===== TRECHO SELECIONADO

Atenção: esta é uma análise com spoilers
Na vida, às vezes conseguimos identificar marcos que nos levam subitamente de um estágio a outro, da infância à vida adulta, a uma transformação profunda. É justamente a morte repentina do pai que movimenta a história do amadurecimento de Olka em “Eu não choro” (I never cry) de Piotr Domalewski.
De início, encontramos Olka (Zofia Stafiej), prestes a fazer 18 anos, tentando, pela terceira vez, tirar a carteira de motorista. O toque do celular da adolescente, à la Kafka, grita MALDITA POLÍCIA. Há muito tempo a psicanálise relaciona a representação da autoridade máxima na figura da polícia, do Estado, do pai (ou dos pais), da Lei e, em última instância, de Deus. A ambiguidade é enfrentada desde os primeiros anos: a polícia (ou o pai) é violenta e repressora, mas é a ela que recorremos quando precisamos de proteção. O pai possui autoridade, mas também provê os meios de existência da criança. Voltaremos mais adiante a este tópico.

==========
===== REGISTROS DO CONJUNTO

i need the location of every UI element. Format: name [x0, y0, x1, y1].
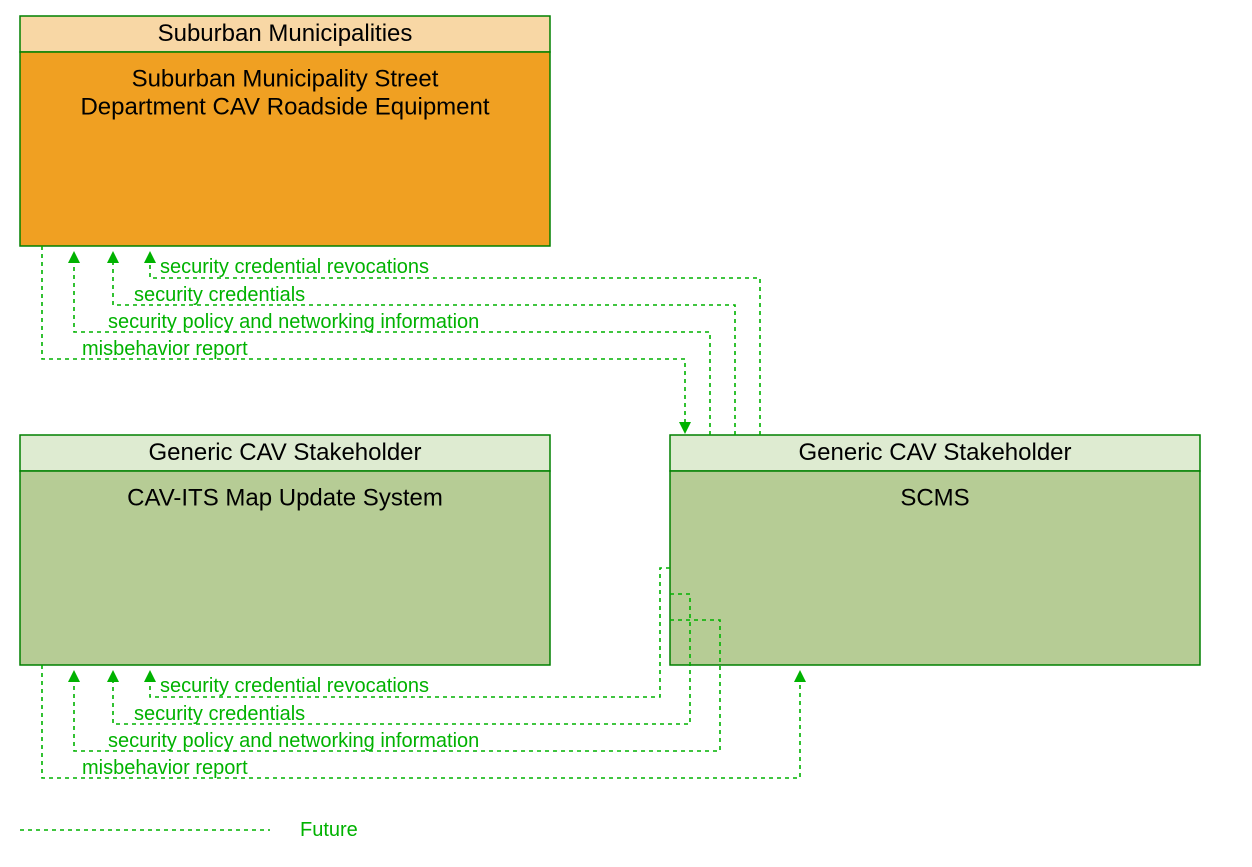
box3-body: SCMS [900, 484, 969, 511]
box-suburban-municipality-equipment: Suburban Municipalities Suburban Municip… [20, 16, 550, 246]
label-lower-policy: security policy and networking informati… [108, 730, 479, 752]
box2-header: Generic CAV Stakeholder [148, 439, 421, 466]
label-lower-credentials: security credentials [134, 703, 305, 725]
box3-header: Generic CAV Stakeholder [798, 439, 1071, 466]
architecture-diagram: Suburban Municipalities Suburban Municip… [0, 0, 1252, 867]
legend: Future [20, 819, 358, 841]
label-upper-credentials: security credentials [134, 284, 305, 306]
legend-future-label: Future [300, 819, 358, 841]
label-upper-revocations: security credential revocations [160, 256, 429, 278]
label-upper-policy: security policy and networking informati… [108, 311, 479, 333]
box2-body: CAV-ITS Map Update System [127, 484, 443, 511]
label-lower-revocations: security credential revocations [160, 675, 429, 697]
box1-body-line1: Suburban Municipality Street [132, 65, 439, 92]
box1-body-line2: Department CAV Roadside Equipment [80, 93, 489, 120]
label-upper-misbehavior: misbehavior report [82, 338, 248, 360]
box-cav-its-map-update: Generic CAV Stakeholder CAV-ITS Map Upda… [20, 435, 550, 665]
label-lower-misbehavior: misbehavior report [82, 757, 248, 779]
box1-header: Suburban Municipalities [158, 20, 413, 47]
box-scms: Generic CAV Stakeholder SCMS [670, 435, 1200, 665]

==========

## INSTRUÇÃO DADA:
Por favor, retome a análise do filme “Eu não choro” a partir do ponto em que ela termina.

## RESPOSTA À TAREFA:
Olka falha novamente e sua frustração vai além do óbvio. De volta à casa, um apartamento minúsculo, ela ajuda a mãe com os cuidados do irmão que possui necessidades especiais. Neste momento em que os jovens procuram liberdade, independência e se diferenciar da própria família – ainda mais num ambiente tão limitado pela pobreza e uma vida difícil-, a promessa do pai é sua oportunidade de crescer. Tornar-se adulto, quando nunca se teve outro, é a possibilidade alcançar algum tipo de poder. Tudo que Olka deseja é simbolizado pelo carro. Não passar no teste de direção significa não ter o carro.
Mas, através de uma ligação em inglês e, portanto, com alguma luta, Olka finalmente entende: o pai acaba de morrer em um acidente de trabalho. A partir daí, a adolescente confirma o título, “Eu não choro”, e não chora diante da notícia. Como a mãe não sabe falar inglês, Olka é arremessada (não da forma que esperava) ao papel de adulta. Segue, pragmática e sem pausa, para a Irlanda, a fim de trazer o corpo do pai de volta para a Polônia onde receberá um funeral.
50 Złoty por um maço de cigarros!
Olka vai comprar cigarros e descobre que, na Irlanda, eles custam 11 euros, ou 50 zloty, a moeda polonesa (para efeitos de comparação, na data da publicação desta resenha, o Złoty valia R$ 1,39 e o euro, R$ 6,30). A austeridade da Europa oriental se choca com a prosperidade econômica da porção ocidental, para onde imigrantes pobres poloneses vão servir de mão de obra para serviços precarizados.
Após conversar com o empregador de seu pai, o agente funerário e diversos outros profissionais que dão informações sobre a morte e o corpo de seu pai, Olka se vê obstaculizada por uma burocracia intransponível: o pai morreu enquanto cumpria o horário de um amigo e, portanto, estava no local do acidente de forma ilegal. Por este motivo, a família de Olka não tem direito a um seguro para cobrir as (altas) despesas para transportar o corpo até a Polônia.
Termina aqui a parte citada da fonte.